**Фрагмент текста:**
- - - -
Вернемся к тому 1. Пример того, как Маркс обращался со статистическим материалом, можно найти в его обращении с данными всеобщей переписи в Англии 1861 г. (с. 457). Задача: подтвердить чисто умозрительное заявление, будто рост производительности фабричного труда ведет к тому, что «все бóльшая часть рабочего класса» употребляется в качестве «слуг, горничных, лакеев».

Делает он это так. Сперва из общей численности населения вычитается ряд плохо определенных категорий. Остается 8 млн. человек, «так или иначе функционирующих в производстве, торговле, финансах и т. д.». Из них дается численность «класса прислуги» (состав не раскрыт) и отдельно по четырем несопоставимым рубрикам занятых в производстве. В текстильной промышленности — «все занятые», в горном деле — тоже, в сельском хозяйстве — только «рабочие», в металлургии и металлообработке — просто «занятые» (все — не все? рабочие или включая другой персонал?) и т. п. Где торговля? Где финансы?..

Затем Маркс берет сумму только по двум рубрикам (текстиль и горное дело) и сопоставляет с численностью «класса прислуги». Эта вторая цифра оказывается больше первой. Потом он складывает другую пару показателей численности (текстиль и металлургия с металлообработкой) — и снова с тем же результатом. Повторяю: для сравнения с численностью «класса прислуги» берется не суммарное число по остальным четырем категориям, а в отдельности — сперва по двум и затем еще по двум. Там на глаз видно, что сумма по всем четырем рубрикам занятых в производстве более чем вдвое превышает численность «класса прислуги». Численность сельскохозяйственных рабочих Маркс не трогает, потому что, если прибавить к ней еще одну любую отрасль, сумма выйдет больше, чем «класс прислуги». Из всех этих манипуляций делается вывод: «Что за превосходный результат капиталистической эксплуатации машин!»
- - - -
**Задание 1:**
Выведите без изменений часть записей, которая начинается со строки, содержащей «Patent image size: (714, 709).», и тянется до самого конца записей, причем первая и последняя строки тоже входят в вывод.
- - - -
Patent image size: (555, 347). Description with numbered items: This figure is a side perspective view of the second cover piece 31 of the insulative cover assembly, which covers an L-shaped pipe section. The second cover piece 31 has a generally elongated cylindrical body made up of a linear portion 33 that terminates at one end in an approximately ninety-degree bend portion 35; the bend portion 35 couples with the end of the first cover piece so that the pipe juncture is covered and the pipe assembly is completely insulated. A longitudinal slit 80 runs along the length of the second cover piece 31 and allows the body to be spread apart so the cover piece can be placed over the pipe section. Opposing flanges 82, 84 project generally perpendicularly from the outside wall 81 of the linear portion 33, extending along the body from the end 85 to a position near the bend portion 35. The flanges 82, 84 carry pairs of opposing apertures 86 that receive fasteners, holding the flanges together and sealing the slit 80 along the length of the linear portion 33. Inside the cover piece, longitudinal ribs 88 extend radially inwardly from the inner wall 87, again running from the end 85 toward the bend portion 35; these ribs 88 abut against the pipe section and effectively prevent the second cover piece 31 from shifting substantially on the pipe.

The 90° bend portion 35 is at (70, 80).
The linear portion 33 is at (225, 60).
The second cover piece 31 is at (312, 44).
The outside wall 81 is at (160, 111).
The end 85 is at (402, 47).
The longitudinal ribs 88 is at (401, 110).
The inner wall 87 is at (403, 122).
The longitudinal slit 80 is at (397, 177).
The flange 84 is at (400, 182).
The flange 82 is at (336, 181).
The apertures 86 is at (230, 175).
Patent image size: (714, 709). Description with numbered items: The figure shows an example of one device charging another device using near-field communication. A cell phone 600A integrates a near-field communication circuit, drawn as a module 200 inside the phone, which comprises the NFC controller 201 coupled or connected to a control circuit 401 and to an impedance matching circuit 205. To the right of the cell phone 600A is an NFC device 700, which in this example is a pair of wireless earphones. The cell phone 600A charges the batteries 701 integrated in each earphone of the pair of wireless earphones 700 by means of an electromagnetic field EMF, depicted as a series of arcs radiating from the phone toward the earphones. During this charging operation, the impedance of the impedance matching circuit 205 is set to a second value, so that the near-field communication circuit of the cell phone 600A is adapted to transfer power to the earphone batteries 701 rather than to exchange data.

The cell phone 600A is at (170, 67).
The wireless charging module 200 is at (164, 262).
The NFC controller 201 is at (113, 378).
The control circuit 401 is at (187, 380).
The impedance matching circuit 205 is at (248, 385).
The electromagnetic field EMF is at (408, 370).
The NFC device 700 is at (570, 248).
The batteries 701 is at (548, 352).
- - - -
**Задание 2:**
Продолжите текст о том, как Маркс обращался с данными английской переписи 1861 года, начиная сразу после его последнего предложения.

**Результат задания 1:**
Patent image size: (714, 709). Description with numbered items: The figure shows an example of one device charging another device using near-field communication. A cell phone 600A integrates a near-field communication circuit, drawn as a module 200 inside the phone, which comprises the NFC controller 201 coupled or connected to a control circuit 401 and to an impedance matching circuit 205. To the right of the cell phone 600A is an NFC device 700, which in this example is a pair of wireless earphones. The cell phone 600A charges the batteries 701 integrated in each earphone of the pair of wireless earphones 700 by means of an electromagnetic field EMF, depicted as a series of arcs radiating from the phone toward the earphones. During this charging operation, the impedance of the impedance matching circuit 205 is set to a second value, so that the near-field communication circuit of the cell phone 600A is adapted to transfer power to the earphone batteries 701 rather than to exchange data.

The cell phone 600A is at (170, 67).
The wireless charging module 200 is at (164, 262).
The NFC controller 201 is at (113, 378).
The control circuit 401 is at (187, 380).
The impedance matching circuit 205 is at (248, 385).
The electromagnetic field EMF is at (408, 370).
The NFC device 700 is at (570, 248).
The batteries 701 is at (548, 352).

**Результат задания 2:**
Нелепость вывода вполне соответствует всему набору нелепостей в методологии. Оттого не сразу и заметишь, что исходный тезис сформулирован в динамике, а данные приводятся за один год. Рост производительности труда, рост численности слуг… все это предполагает сравнение показателей по годам или периодам. Переписи в Англии, между прочим, проводились каждые 10 лет, начиная с рубежа XVIII–XIX вв. Но Маркса такие мелочи не заботили.

А ведь мы еще не знаем, что такое «прислуга» в этой переписи. Как эта категория называлась по-английски, и не входит ли сюда обслуживающий персонал каких-то бизнесов или госучреждений, кельнеры, служащие отелей, работники транспорта, почты, торговли и пр. и пр. — мы тоже не знаем. Подозреваю, что не знал и сам величайший экономист.

Вообще, эти страницы отличаются изобилием числового материала — как правило, или несопоставимого, или не поддающегося интерпретации, или просто избыточного, когда самому автору заведомо непонятен ни смысл этих чисел, ни их доказательные возможности. Да еще подчас с ужасающей точностью, например: «…паровых ткацких станков 85 622, веретен (за исключением тростильных) 681 9146, лошадиных сил в паровых машинах 27 439, в водяных колесах 1 390, занято лиц на этих фабриках 94 119».

Так и видишь, как неутомимый труженик науки добросовестно переписывает эти цифры в свою книгу, сам не зная, зачем. К счастью, в данном случае он приводит сопоставимые данные по двум моментам времени. Но ради чего такая дотошная точность? Только чтобы показать, что численность занятых снизилась на 5,5 %! Кто эти исчезнувшие с фабрик 5,5 % занятых, чем они занимались, куда делись? Этого Маркс не сообщает. И не знает. И не пытается узнать. Он уже все доказал!

Идем дальше. Капитализм вреден для людей не только в городе, но и в деревне. Ибо капиталистическое производство вызывает отток населения из деревни и тем самым «препятствует обмену веществ между человеком и землей, т. е. возвращению почве ее составных частей, использованных человеком в форме средств питания и одежды, т. е. нарушает вечное естественное условие постоянного плодородия почвы. Тем самым оно разрушает одновременно физическое здоровье городских рабочих и духовную жизнь сельских рабочих». Ну, это уже ясно: капиталистическое производство «нарушает» и «разрушает» все и вся вокруг себя…

А про что, собственно, эта высокоученая тирада? Предоставим читателю возможность самому поискать объяснений, почему (и каким образом) нарушение плодородия почвы вредит физическому здоровью только городских рабочих и духовной жизни — только сельских. Гораздо понятнее идея Маркса касательно «обмена веществ между человеком и землей».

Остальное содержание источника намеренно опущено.